— TASK DESCRIPTION —
Where a line holds the word "this", copy that line.

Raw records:
::::

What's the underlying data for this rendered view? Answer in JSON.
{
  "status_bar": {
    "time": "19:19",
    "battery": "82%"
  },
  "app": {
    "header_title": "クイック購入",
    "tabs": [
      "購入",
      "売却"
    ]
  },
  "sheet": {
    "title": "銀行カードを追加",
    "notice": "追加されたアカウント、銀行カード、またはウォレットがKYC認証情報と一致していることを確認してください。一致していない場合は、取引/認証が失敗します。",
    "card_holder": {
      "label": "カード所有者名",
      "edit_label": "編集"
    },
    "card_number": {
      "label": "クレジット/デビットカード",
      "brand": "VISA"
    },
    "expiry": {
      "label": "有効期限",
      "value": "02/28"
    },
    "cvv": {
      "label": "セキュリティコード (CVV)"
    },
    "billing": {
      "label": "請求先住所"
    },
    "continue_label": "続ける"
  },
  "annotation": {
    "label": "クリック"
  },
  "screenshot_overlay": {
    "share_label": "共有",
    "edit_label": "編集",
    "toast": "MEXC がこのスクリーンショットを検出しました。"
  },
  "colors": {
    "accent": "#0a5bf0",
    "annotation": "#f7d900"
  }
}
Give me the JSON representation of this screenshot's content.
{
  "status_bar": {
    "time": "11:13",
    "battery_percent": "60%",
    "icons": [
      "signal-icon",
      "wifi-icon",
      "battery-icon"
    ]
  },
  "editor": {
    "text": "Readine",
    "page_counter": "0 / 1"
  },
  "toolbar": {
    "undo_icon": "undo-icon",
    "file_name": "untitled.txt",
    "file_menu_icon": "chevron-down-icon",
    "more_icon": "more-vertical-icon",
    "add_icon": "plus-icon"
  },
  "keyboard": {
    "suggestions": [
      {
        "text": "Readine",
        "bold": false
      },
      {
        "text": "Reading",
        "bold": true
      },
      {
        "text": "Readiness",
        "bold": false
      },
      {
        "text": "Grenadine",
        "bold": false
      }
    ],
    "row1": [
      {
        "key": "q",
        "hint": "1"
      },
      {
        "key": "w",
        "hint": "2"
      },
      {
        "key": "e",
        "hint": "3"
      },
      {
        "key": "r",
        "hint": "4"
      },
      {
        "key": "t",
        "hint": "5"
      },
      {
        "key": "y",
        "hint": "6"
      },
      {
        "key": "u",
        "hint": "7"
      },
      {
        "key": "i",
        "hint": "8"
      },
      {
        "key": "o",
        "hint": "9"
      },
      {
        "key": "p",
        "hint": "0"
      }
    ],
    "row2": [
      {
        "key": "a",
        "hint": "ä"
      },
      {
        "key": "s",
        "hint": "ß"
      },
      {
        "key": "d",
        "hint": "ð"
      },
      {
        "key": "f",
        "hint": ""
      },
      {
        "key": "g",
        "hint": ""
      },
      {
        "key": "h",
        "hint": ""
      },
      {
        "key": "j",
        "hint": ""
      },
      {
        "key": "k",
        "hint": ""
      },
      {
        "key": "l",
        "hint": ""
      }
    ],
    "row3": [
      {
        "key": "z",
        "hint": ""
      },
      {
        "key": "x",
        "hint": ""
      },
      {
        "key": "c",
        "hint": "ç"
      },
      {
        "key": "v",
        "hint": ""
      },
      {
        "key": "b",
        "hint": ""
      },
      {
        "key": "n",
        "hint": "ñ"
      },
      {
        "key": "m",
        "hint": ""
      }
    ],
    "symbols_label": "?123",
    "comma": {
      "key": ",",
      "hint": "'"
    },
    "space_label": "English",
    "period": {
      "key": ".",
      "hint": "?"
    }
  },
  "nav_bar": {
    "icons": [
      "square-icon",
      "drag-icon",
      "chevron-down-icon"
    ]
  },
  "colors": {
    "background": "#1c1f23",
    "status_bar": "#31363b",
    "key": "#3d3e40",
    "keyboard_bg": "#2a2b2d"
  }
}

::::

— FINISHED EXERCISE —
What's the underlying data for this rendered view? Answer in JSON.
Give me the JSON representation of this screenshot's content.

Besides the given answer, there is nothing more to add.